Restate all of the entries exactly, dropping any pictures they hold.

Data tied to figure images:
★ ★ ★ ★

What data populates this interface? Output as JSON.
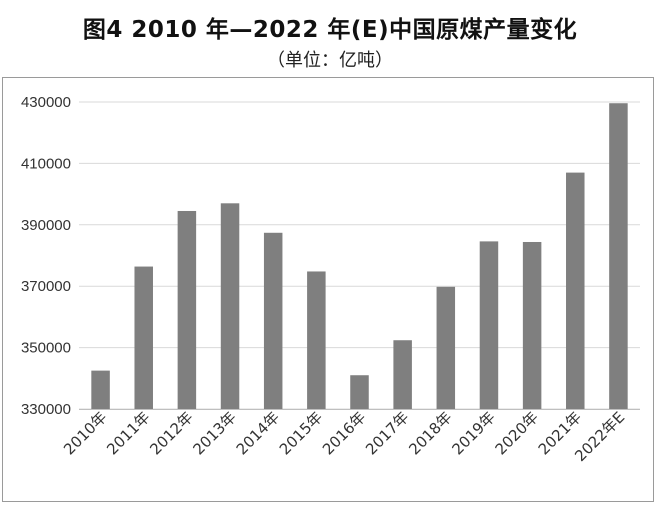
{
  "chart_data": {
    "type": "bar",
    "title": "图4 2010 年—2022 年(E)中国原煤产量变化",
    "subtitle": "（单位：亿吨）",
    "xlabel": "",
    "ylabel": "",
    "categories": [
      "2010年",
      "2011年",
      "2012年",
      "2013年",
      "2014年",
      "2015年",
      "2016年",
      "2017年",
      "2018年",
      "2019年",
      "2020年",
      "2021年",
      "2022年E"
    ],
    "values": [
      342500,
      376400,
      394500,
      397000,
      387400,
      374800,
      341000,
      352400,
      369800,
      384600,
      384400,
      407000,
      429600
    ],
    "ylim": [
      330000,
      430000
    ],
    "yticks": [
      330000,
      350000,
      370000,
      390000,
      410000,
      430000
    ],
    "grid": true,
    "legend": "none",
    "bar_color": "#7f7f7f",
    "grid_color": "#d9d9d9"
  }
}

★ ★ ★ ★

REPLY:
What data populates this interface? Output as JSON.
{
  "chart_data": {
    "type": "bar",
    "title": "图4 2010 年—2022 年(E)中国原煤产量变化",
    "subtitle": "（单位：亿吨）",
    "xlabel": "",
    "ylabel": "",
    "categories": [
      "2010年",
      "2011年",
      "2012年",
      "2013年",
      "2014年",
      "2015年",
      "2016年",
      "2017年",
      "2018年",
      "2019年",
      "2020年",
      "2021年",
      "2022年E"
    ],
    "values": [
      342500,
      376400,
      394500,
      397000,
      387400,
      374800,
      341000,
      352400,
      369800,
      384600,
      384400,
      407000,
      429600
    ],
    "ylim": [
      330000,
      430000
    ],
    "yticks": [
      330000,
      350000,
      370000,
      390000,
      410000,
      430000
    ],
    "grid": true,
    "legend": "none",
    "bar_color": "#7f7f7f",
    "grid_color": "#d9d9d9"
  }
}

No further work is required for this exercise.